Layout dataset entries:
• • • • • • •
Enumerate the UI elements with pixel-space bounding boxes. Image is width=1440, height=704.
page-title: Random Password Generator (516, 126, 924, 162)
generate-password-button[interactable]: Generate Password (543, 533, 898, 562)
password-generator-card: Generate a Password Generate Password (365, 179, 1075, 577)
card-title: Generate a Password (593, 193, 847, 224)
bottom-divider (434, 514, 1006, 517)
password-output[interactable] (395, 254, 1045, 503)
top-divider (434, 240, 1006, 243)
• • • • • • •
Copy the stretch from the start of the material through the line containing "password-output[interactable] (395, 254, 1045, 503)", renaming "bounding boxes" to "bounding rectangles" and leaving everything else unchanged.

§ **FINISHED ANSWER**:
Enumerate the UI elements with pixel-space bounding rectangles. Image is width=1440, height=704.
page-title: Random Password Generator (516, 126, 924, 162)
generate-password-button[interactable]: Generate Password (543, 533, 898, 562)
password-generator-card: Generate a Password Generate Password (365, 179, 1075, 577)
card-title: Generate a Password (593, 193, 847, 224)
bottom-divider (434, 514, 1006, 517)
password-output[interactable] (395, 254, 1045, 503)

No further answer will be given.